- Written exercise: Identify all lines in the data containing the string "forme". Copy them out.

- Stored entries:
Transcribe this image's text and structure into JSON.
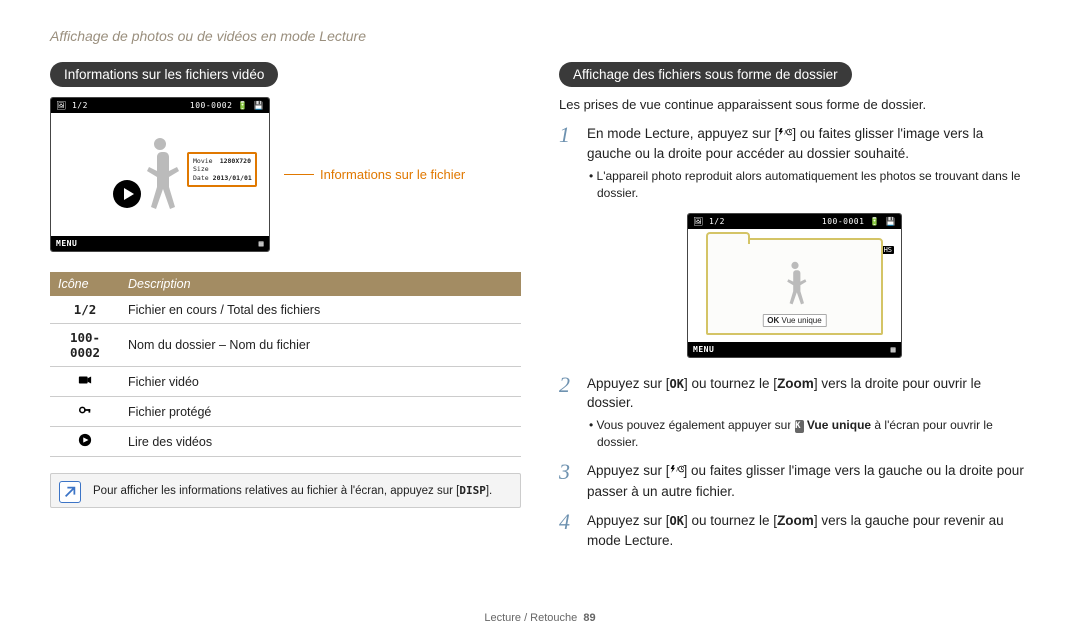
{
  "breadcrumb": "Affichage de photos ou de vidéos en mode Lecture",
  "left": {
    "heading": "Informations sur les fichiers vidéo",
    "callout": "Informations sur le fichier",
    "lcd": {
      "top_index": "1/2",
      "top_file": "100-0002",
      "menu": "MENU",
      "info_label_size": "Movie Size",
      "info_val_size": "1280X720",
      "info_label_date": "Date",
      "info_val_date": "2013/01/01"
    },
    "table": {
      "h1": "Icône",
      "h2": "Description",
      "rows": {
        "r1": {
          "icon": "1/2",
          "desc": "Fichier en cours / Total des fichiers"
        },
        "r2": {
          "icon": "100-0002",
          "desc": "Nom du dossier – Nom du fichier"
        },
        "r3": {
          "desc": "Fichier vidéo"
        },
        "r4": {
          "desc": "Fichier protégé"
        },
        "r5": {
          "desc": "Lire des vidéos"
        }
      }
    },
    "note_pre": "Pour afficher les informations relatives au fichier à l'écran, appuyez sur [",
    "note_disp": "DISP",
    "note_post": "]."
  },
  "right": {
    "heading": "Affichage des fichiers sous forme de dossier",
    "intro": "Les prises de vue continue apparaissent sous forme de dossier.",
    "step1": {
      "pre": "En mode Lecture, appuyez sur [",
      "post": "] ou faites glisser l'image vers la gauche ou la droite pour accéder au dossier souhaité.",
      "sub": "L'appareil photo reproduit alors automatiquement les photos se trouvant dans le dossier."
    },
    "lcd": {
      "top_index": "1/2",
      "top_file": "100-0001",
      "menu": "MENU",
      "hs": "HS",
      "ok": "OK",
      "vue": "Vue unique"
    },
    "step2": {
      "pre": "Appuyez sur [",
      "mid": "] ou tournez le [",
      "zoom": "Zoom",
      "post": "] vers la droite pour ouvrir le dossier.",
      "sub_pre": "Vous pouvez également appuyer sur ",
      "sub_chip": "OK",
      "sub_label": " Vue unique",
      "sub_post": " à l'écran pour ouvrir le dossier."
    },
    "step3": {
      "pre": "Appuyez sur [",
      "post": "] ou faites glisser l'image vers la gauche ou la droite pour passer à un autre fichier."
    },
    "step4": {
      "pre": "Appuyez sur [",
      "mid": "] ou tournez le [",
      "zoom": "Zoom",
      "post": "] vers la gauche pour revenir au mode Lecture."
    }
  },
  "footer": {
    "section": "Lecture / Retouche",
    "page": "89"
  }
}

- Final result:
    "heading": "Affichage des fichiers sous forme de dossier",
    "intro": "Les prises de vue continue apparaissent sous forme de dossier.",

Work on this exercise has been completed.